* Short task *
Extract all lines in the data that contain the word "marker".

** START OF Data to process **

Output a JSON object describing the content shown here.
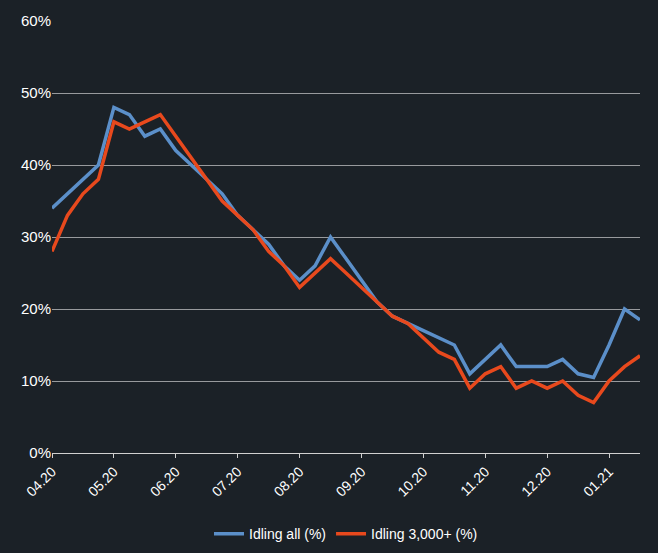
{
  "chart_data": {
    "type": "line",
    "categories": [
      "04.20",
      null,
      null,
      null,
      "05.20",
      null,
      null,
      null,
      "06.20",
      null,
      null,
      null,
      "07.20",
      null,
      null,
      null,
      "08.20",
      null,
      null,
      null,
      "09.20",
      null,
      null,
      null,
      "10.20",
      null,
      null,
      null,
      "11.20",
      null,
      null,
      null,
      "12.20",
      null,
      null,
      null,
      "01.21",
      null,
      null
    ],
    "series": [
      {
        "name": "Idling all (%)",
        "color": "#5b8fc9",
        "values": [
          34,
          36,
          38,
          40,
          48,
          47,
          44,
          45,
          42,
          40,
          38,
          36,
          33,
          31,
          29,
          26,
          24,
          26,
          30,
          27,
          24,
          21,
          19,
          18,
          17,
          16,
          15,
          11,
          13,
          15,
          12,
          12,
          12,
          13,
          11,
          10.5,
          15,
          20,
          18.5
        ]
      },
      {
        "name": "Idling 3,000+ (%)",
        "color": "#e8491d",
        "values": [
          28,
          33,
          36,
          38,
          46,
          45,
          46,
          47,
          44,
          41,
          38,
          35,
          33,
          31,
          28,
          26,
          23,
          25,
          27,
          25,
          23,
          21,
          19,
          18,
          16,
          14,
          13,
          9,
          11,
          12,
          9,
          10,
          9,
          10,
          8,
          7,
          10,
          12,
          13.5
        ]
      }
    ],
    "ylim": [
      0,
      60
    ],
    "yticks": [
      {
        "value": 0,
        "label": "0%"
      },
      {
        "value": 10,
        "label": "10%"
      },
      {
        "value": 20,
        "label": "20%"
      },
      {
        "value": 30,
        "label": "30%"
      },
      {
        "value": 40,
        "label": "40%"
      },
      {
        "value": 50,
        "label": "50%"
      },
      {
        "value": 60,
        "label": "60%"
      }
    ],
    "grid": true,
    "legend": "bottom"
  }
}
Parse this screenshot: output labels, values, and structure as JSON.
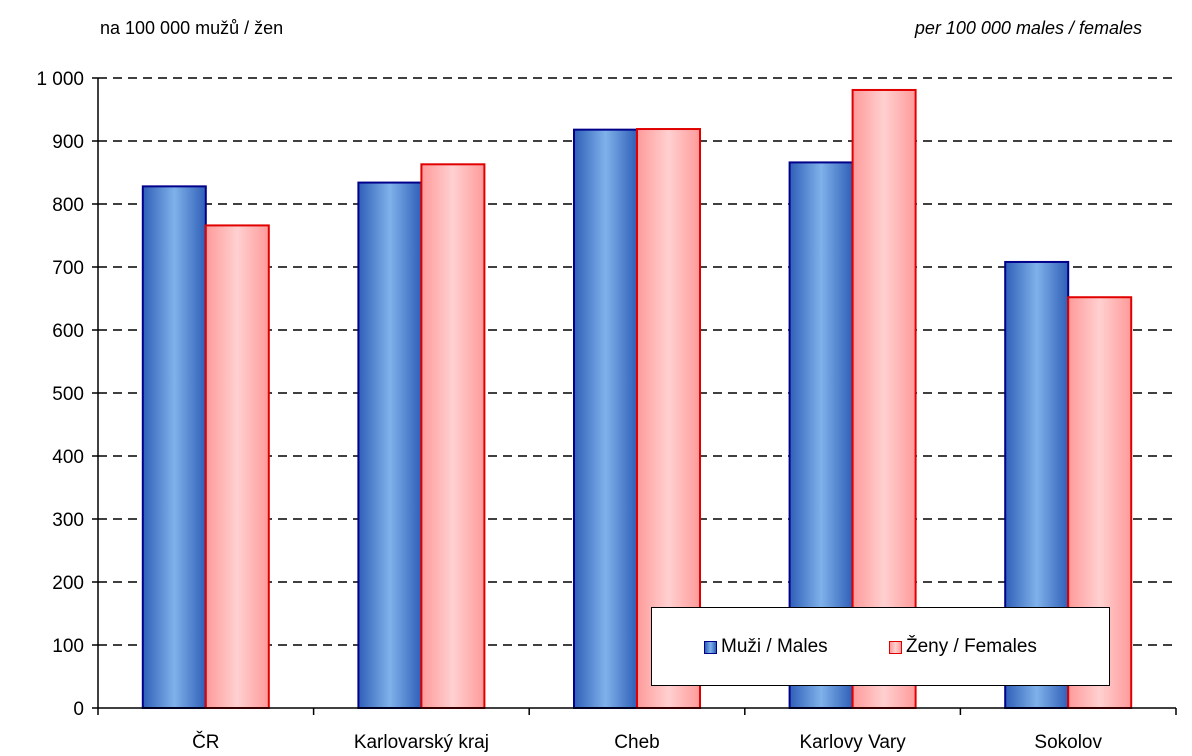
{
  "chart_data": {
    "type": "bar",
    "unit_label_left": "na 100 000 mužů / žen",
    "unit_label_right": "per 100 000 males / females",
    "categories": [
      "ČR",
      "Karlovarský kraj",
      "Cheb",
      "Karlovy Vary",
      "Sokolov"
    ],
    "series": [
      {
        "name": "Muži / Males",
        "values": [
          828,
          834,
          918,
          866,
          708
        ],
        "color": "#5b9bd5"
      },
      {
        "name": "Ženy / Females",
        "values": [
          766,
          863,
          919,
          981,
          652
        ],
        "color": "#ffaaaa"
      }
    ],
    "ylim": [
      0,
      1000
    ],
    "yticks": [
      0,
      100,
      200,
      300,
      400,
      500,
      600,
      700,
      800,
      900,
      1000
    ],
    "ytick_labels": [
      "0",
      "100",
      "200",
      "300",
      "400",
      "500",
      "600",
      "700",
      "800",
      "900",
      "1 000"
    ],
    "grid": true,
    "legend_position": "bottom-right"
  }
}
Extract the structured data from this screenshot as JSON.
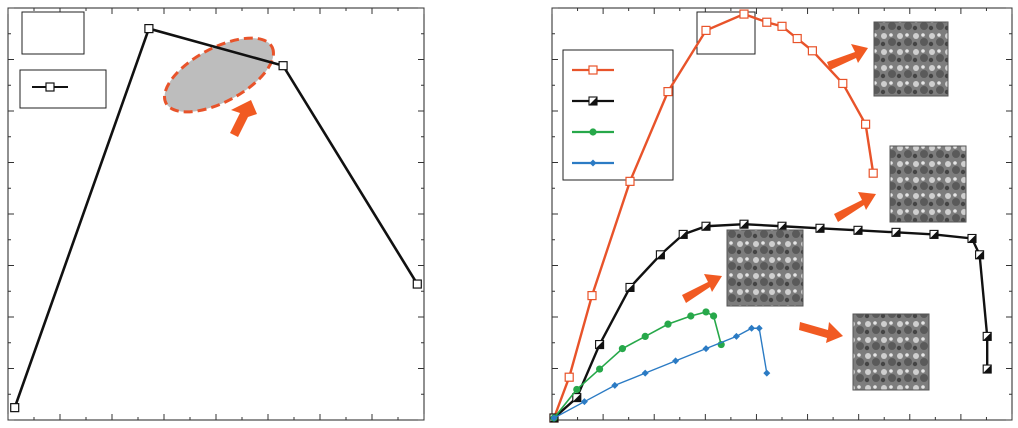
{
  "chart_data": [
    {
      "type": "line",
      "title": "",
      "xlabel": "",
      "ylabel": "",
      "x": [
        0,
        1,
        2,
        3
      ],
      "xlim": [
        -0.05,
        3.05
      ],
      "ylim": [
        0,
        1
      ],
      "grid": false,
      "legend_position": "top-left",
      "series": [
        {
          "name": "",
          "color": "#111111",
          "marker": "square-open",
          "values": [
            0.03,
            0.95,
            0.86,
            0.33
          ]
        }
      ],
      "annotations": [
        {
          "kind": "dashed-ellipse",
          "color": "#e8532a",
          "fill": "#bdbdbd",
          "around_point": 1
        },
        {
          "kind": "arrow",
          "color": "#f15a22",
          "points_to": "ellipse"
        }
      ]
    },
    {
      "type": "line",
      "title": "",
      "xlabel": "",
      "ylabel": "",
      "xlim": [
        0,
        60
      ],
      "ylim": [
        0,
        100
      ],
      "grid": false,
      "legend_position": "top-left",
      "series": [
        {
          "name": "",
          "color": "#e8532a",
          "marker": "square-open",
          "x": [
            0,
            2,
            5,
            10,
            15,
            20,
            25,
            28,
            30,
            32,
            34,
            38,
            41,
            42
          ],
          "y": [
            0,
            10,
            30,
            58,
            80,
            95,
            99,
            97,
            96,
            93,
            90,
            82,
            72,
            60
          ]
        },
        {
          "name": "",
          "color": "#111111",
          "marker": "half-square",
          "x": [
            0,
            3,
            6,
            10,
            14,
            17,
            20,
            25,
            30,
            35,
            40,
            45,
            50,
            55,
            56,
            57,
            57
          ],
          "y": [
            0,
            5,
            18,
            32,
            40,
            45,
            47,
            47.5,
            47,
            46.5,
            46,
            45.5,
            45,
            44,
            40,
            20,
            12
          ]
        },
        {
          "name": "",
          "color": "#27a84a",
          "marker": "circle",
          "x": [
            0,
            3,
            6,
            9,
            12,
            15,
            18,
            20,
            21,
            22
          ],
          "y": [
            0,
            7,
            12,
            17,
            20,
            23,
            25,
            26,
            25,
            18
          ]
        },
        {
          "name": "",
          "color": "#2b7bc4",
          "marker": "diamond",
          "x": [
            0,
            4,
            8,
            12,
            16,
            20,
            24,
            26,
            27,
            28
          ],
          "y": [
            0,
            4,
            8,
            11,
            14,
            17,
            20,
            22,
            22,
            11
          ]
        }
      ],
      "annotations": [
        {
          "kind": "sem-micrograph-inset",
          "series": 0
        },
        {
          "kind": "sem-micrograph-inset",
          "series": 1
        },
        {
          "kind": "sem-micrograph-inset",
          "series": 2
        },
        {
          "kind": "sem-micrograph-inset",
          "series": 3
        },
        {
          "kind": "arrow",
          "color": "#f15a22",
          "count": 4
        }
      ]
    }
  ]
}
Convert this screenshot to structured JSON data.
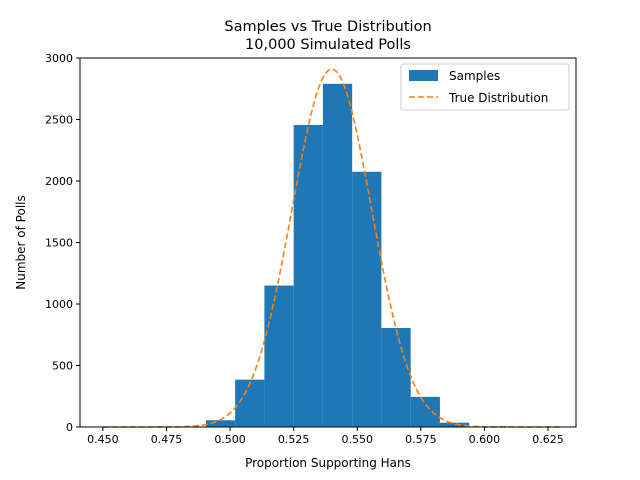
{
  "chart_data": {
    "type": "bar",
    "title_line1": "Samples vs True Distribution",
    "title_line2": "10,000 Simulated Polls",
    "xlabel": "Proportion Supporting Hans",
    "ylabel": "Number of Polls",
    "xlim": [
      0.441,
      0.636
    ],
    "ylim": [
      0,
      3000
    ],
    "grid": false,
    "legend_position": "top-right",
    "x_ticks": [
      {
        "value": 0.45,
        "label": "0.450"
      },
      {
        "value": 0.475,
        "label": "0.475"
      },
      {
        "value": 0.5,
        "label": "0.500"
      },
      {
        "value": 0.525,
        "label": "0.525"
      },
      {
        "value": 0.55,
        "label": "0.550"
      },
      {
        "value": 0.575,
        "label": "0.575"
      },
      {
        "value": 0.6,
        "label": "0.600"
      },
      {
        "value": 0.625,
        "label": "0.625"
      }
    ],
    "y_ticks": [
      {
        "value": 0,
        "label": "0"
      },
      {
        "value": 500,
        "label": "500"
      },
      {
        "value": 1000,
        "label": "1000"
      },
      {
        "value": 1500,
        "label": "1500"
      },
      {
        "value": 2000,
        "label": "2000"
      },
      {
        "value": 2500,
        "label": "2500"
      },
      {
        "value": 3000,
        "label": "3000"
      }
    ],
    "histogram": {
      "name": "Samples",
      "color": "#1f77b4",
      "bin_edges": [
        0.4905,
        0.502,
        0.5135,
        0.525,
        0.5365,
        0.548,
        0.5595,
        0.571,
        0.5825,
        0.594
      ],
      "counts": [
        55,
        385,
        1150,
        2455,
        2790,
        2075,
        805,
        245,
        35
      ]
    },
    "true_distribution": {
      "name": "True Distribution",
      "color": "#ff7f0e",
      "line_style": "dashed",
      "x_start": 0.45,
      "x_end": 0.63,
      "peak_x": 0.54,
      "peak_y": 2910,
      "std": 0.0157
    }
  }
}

** END OF Data to process **

* Answer to the exercise *
          "marker": "square-open",
          "marker": "square-open",
          "marker": "half-square",
          "marker": "circle",
          "marker": "diamond",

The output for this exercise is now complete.